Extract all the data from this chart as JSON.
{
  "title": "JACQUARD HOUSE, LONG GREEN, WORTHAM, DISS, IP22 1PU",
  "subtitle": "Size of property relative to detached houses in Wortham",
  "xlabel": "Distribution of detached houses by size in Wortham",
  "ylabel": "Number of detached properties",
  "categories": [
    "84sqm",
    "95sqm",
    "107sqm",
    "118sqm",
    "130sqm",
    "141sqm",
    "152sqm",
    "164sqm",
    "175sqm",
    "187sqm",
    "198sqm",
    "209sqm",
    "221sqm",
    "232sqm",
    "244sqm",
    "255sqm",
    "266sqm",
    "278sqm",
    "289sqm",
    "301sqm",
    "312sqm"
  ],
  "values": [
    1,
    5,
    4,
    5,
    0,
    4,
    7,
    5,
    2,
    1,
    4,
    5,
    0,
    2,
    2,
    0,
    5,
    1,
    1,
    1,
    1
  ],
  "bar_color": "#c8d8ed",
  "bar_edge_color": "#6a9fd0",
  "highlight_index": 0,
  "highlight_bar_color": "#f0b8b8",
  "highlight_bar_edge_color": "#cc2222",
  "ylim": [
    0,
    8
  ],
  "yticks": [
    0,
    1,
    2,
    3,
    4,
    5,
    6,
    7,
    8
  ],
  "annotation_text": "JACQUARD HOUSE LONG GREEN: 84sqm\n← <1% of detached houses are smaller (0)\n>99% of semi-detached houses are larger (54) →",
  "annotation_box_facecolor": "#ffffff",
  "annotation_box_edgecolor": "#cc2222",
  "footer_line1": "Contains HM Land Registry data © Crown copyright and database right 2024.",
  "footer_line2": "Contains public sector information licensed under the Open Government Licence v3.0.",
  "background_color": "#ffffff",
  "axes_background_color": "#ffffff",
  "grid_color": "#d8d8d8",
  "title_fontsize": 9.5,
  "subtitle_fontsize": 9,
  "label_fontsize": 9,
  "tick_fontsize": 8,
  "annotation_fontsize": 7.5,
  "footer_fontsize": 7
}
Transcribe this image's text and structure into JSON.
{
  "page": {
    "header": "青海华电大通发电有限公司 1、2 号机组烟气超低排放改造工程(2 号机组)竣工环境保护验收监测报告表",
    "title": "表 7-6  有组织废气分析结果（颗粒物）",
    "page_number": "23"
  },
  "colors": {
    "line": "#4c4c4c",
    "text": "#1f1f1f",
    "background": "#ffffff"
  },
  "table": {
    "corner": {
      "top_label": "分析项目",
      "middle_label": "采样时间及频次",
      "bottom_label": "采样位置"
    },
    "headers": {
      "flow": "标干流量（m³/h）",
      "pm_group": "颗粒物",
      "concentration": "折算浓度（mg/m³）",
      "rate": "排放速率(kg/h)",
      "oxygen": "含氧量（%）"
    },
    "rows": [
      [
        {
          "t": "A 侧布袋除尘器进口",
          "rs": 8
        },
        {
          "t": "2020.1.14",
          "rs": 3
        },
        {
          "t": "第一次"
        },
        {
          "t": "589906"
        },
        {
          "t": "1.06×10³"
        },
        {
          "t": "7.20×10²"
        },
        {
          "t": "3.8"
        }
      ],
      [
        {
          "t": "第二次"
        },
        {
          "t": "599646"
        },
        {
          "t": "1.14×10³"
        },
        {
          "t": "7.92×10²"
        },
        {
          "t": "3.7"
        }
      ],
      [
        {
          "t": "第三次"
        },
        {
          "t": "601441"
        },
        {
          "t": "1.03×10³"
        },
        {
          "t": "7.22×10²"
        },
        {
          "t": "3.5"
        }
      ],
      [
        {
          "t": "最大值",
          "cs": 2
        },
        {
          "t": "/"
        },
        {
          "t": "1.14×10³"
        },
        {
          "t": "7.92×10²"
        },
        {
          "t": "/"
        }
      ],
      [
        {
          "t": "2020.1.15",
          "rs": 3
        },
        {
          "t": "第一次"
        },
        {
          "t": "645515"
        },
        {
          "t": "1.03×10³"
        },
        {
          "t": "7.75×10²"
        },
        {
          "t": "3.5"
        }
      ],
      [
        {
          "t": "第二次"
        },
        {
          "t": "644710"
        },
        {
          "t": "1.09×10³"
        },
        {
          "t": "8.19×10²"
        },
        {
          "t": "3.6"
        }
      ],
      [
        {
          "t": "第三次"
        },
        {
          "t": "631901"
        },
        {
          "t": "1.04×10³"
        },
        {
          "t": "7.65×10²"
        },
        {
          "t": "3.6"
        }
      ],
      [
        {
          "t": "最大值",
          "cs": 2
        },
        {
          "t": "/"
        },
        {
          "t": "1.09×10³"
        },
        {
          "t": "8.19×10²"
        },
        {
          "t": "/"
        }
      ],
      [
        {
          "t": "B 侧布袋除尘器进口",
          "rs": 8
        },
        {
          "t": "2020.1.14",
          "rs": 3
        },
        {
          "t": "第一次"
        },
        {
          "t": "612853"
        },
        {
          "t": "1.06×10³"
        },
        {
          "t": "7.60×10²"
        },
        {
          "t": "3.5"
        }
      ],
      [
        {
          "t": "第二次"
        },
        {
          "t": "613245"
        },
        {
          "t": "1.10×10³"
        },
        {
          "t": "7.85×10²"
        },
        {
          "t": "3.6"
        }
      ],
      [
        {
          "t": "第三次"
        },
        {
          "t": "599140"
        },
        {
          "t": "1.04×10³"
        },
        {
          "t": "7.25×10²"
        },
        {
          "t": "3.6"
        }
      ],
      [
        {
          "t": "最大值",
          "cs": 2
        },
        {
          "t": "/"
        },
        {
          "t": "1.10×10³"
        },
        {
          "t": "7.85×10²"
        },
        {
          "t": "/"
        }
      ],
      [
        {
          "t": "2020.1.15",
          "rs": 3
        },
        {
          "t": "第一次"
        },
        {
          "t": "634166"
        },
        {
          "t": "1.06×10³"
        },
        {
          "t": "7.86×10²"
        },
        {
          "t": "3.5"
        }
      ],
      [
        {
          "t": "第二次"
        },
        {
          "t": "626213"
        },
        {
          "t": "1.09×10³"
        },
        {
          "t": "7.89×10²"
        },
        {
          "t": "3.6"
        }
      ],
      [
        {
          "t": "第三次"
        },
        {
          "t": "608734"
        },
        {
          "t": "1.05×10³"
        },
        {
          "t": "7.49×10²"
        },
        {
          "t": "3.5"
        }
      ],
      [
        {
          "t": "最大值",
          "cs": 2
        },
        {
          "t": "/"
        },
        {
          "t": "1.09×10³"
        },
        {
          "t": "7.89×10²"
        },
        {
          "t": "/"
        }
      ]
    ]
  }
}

:: DIRECTION ::
Find every line of the data that holds the string "Contains", then say how many there are and nothing else.

:: THE COMPLETED TASK ::
2